(REQUEST):
Copy the material from the line with "Localize all elements." up to and including the line with "checkbox-indicator — [284, 63, 297, 77]", substituting "Disable" for "Enable" and keeping all else the same.
— begin INFORMATION GIVEN —
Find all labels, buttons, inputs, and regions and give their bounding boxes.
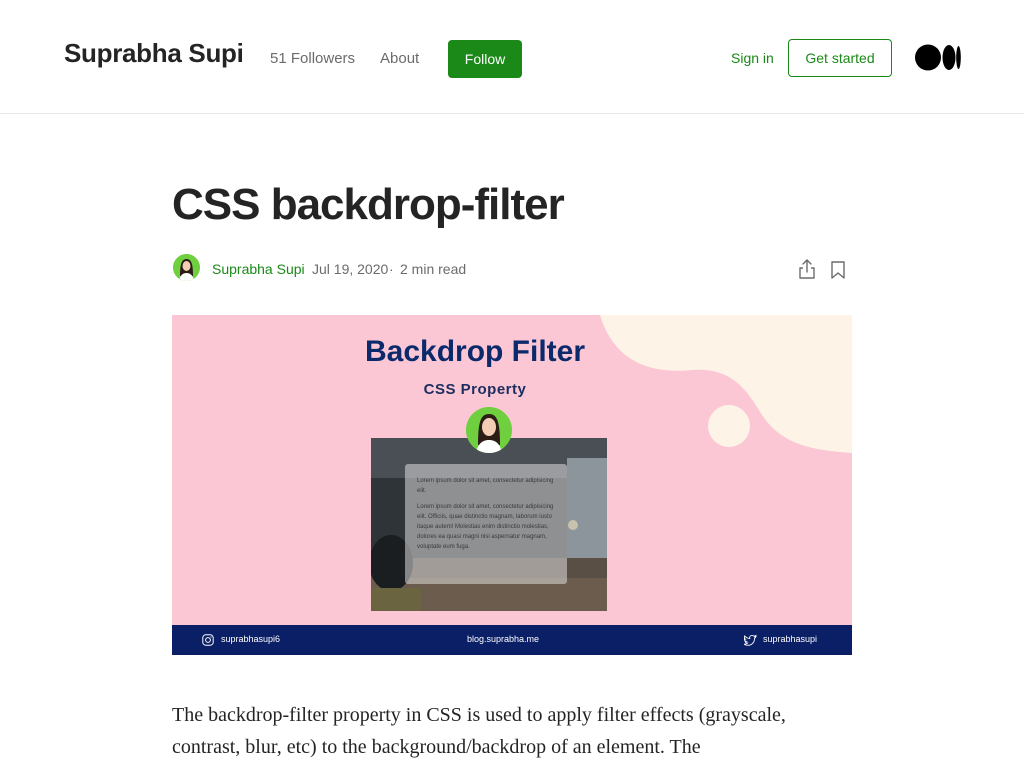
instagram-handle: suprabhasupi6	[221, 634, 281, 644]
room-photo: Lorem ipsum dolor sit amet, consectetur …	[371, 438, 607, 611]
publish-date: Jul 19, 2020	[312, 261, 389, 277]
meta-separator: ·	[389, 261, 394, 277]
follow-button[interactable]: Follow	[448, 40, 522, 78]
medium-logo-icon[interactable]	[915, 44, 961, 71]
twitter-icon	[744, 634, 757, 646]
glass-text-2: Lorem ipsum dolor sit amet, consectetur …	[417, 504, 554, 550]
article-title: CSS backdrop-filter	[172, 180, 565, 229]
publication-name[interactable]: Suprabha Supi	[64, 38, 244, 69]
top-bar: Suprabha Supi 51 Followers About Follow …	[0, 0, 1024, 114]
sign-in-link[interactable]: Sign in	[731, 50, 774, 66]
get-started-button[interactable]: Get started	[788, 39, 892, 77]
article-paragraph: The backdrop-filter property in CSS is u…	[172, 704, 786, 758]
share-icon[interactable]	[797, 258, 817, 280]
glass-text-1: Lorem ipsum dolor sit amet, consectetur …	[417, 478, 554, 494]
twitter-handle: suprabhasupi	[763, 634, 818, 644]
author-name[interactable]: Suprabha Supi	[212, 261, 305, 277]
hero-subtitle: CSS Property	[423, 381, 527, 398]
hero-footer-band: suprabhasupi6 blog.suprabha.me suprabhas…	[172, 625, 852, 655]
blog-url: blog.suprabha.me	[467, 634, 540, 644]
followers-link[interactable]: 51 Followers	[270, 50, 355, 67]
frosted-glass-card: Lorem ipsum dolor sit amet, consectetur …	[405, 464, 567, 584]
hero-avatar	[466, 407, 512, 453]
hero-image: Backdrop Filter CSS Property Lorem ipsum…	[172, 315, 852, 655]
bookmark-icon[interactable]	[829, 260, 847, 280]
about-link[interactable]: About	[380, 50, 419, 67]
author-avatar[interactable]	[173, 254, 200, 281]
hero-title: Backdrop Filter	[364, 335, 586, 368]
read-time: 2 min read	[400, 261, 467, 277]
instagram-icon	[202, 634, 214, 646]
— end INFORMATION GIVEN —
— begin INFORMATION GIVEN —
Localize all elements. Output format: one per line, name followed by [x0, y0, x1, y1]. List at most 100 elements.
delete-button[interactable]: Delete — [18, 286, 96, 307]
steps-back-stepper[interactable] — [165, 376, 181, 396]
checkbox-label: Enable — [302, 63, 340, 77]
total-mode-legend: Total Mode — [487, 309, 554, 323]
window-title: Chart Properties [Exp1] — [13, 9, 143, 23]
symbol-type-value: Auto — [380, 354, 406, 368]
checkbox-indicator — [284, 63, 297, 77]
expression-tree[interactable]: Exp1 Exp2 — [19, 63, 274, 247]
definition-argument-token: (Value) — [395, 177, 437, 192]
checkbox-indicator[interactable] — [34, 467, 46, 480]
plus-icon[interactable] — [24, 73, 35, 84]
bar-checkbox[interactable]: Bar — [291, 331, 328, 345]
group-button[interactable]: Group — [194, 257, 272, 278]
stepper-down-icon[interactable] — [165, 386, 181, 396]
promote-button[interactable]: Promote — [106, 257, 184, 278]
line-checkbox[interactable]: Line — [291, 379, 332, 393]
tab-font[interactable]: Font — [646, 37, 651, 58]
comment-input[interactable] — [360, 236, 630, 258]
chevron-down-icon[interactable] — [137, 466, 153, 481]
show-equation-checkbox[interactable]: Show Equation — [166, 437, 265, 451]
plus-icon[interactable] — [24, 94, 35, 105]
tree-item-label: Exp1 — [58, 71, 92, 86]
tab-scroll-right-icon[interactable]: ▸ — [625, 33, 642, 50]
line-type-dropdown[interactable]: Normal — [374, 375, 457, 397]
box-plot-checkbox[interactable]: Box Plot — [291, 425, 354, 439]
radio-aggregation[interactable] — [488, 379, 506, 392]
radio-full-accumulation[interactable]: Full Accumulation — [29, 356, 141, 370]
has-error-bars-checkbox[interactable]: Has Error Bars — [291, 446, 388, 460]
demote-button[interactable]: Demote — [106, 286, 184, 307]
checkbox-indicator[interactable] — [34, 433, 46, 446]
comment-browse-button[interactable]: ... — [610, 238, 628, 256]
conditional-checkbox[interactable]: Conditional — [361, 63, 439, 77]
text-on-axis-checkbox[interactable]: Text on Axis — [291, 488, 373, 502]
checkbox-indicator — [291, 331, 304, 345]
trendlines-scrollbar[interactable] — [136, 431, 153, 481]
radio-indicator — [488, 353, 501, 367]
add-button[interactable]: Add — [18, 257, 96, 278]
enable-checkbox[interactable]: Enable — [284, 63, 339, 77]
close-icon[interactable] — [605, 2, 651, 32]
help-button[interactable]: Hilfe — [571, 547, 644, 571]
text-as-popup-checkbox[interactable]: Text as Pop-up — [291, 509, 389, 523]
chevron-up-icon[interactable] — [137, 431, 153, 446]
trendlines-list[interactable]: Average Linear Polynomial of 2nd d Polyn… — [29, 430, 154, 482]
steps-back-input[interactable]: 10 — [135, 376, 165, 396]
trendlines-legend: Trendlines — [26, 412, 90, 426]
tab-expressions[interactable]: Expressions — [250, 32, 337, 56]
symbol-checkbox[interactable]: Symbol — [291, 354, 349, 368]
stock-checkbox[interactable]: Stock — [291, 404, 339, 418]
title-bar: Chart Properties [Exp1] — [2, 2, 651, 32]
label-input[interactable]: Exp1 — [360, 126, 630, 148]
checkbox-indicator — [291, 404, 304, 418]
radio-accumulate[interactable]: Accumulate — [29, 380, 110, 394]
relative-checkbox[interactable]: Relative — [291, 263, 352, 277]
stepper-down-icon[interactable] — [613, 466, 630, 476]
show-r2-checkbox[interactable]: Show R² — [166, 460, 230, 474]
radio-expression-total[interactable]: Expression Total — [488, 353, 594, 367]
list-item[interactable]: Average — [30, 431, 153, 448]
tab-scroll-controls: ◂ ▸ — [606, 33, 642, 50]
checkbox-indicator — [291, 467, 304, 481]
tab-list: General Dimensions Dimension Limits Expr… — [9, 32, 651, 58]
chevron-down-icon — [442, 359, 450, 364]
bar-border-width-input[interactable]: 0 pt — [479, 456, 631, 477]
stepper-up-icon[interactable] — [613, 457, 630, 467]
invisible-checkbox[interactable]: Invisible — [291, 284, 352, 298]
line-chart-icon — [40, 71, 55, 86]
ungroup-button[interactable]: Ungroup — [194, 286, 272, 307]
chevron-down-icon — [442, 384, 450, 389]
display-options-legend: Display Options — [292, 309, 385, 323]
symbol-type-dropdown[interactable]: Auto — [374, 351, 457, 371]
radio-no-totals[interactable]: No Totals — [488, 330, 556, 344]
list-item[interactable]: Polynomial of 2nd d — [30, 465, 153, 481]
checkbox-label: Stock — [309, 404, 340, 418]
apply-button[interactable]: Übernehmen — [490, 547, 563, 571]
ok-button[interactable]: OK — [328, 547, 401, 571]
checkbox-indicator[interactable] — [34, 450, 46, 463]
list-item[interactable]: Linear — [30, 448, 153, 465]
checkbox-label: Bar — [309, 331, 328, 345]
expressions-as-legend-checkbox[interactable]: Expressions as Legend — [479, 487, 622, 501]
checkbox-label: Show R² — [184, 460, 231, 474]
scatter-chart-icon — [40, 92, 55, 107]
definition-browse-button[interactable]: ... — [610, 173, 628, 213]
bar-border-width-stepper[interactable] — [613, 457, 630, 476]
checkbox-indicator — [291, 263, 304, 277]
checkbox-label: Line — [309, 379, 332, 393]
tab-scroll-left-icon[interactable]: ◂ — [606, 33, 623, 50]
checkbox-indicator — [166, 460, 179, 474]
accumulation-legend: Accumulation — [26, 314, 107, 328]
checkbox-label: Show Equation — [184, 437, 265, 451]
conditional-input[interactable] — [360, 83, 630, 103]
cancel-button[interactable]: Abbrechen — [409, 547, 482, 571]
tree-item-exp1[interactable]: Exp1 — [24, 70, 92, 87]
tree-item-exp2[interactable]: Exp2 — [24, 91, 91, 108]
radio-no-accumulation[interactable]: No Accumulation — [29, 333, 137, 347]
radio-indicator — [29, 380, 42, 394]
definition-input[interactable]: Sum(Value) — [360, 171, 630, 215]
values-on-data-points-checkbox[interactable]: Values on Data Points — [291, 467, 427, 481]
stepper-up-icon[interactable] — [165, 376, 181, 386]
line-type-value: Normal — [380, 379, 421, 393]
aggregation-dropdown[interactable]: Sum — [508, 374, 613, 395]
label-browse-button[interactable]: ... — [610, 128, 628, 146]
— end INFORMATION GIVEN —
(RESULT):
Localize all elements. Output format: one per line, name followed by [x0, y0, x1, y1]. List at most 100 elements.
delete-button[interactable]: Delete — [18, 286, 96, 307]
steps-back-stepper[interactable] — [165, 376, 181, 396]
checkbox-label: Disable — [302, 63, 340, 77]
total-mode-legend: Total Mode — [487, 309, 554, 323]
window-title: Chart Properties [Exp1] — [13, 9, 143, 23]
symbol-type-value: Auto — [380, 354, 406, 368]
checkbox-indicator — [284, 63, 297, 77]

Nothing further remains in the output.